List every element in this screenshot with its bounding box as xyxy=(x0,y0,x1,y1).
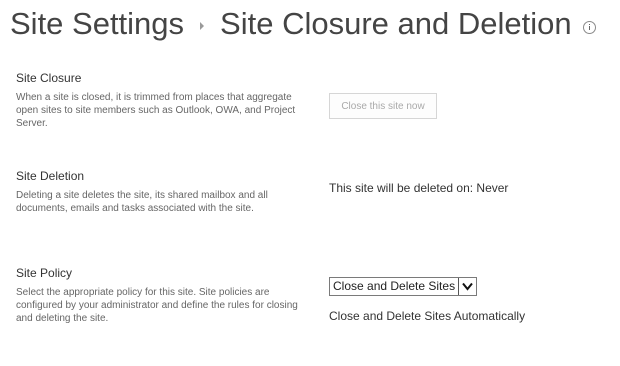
site-closure-heading: Site Closure xyxy=(16,71,82,85)
site-policy-selected-value: Close and Delete Sites xyxy=(333,279,456,293)
breadcrumb-site-settings-link[interactable]: Site Settings xyxy=(10,6,184,42)
site-policy-selected-description: Close and Delete Sites Automatically xyxy=(329,309,526,323)
site-deletion-section: Site Deletion Deleting a site deletes th… xyxy=(16,168,306,215)
site-policy-section: Site Policy Select the appropriate polic… xyxy=(16,265,306,325)
site-policy-select[interactable]: Close and Delete Sites xyxy=(329,277,478,296)
chevron-down-icon[interactable] xyxy=(458,278,477,295)
deletion-date-status: This site will be deleted on: Never xyxy=(329,181,509,195)
breadcrumb-separator-icon xyxy=(200,22,205,30)
close-site-button[interactable]: Close this site now xyxy=(329,93,437,119)
site-deletion-heading: Site Deletion xyxy=(16,169,85,183)
site-closure-description: When a site is closed, it is trimmed fro… xyxy=(16,92,296,129)
page-header: Site Settings Site Closure and Deletion xyxy=(10,2,596,46)
site-policy-heading: Site Policy xyxy=(16,266,73,280)
site-policy-description: Select the appropriate policy for this s… xyxy=(16,287,298,324)
site-closure-section: Site Closure When a site is closed, it i… xyxy=(16,70,306,130)
site-deletion-description: Deleting a site deletes the site, its sh… xyxy=(16,190,268,214)
page-title: Site Closure and Deletion xyxy=(220,6,572,41)
info-icon[interactable] xyxy=(582,20,596,34)
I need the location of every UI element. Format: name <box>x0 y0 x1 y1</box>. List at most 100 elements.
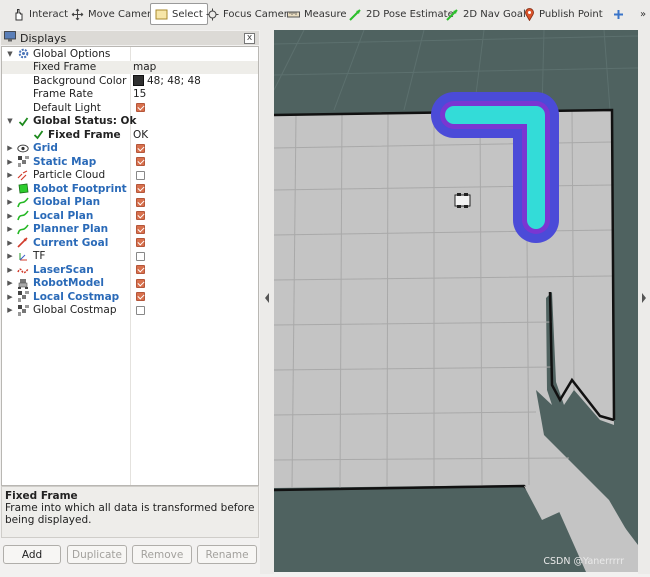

-------------------------

> _AIM OF THE TASK_:
Write out, word for word, the part of the items that opens at their very start and closes with the line containing "site-closure-section: Site Closure". Leave the pictures out of your answer.

> _RESPONSE TO THIS EXERCISE_:
List every element in this screenshot with its bounding box as xyxy=(x0,y0,x1,y1).
site-closure-heading: Site Closure xyxy=(16,71,82,85)
site-policy-selected-value: Close and Delete Sites xyxy=(333,279,456,293)
breadcrumb-site-settings-link[interactable]: Site Settings xyxy=(10,6,184,42)
site-policy-selected-description: Close and Delete Sites Automatically xyxy=(329,309,526,323)
site-deletion-section: Site Deletion Deleting a site deletes th… xyxy=(16,168,306,215)
site-policy-section: Site Policy Select the appropriate polic… xyxy=(16,265,306,325)
site-policy-select[interactable]: Close and Delete Sites xyxy=(329,277,478,296)
chevron-down-icon[interactable] xyxy=(458,278,477,295)
deletion-date-status: This site will be deleted on: Never xyxy=(329,181,509,195)
breadcrumb-separator-icon xyxy=(200,22,205,30)
close-site-button[interactable]: Close this site now xyxy=(329,93,437,119)
site-deletion-heading: Site Deletion xyxy=(16,169,85,183)
site-closure-description: When a site is closed, it is trimmed fro… xyxy=(16,92,296,129)
page-header: Site Settings Site Closure and Deletion xyxy=(10,2,596,46)
site-policy-heading: Site Policy xyxy=(16,266,73,280)
site-policy-description: Select the appropriate policy for this s… xyxy=(16,287,298,324)
site-closure-section: Site Closure When a site is closed, it i… xyxy=(16,70,306,130)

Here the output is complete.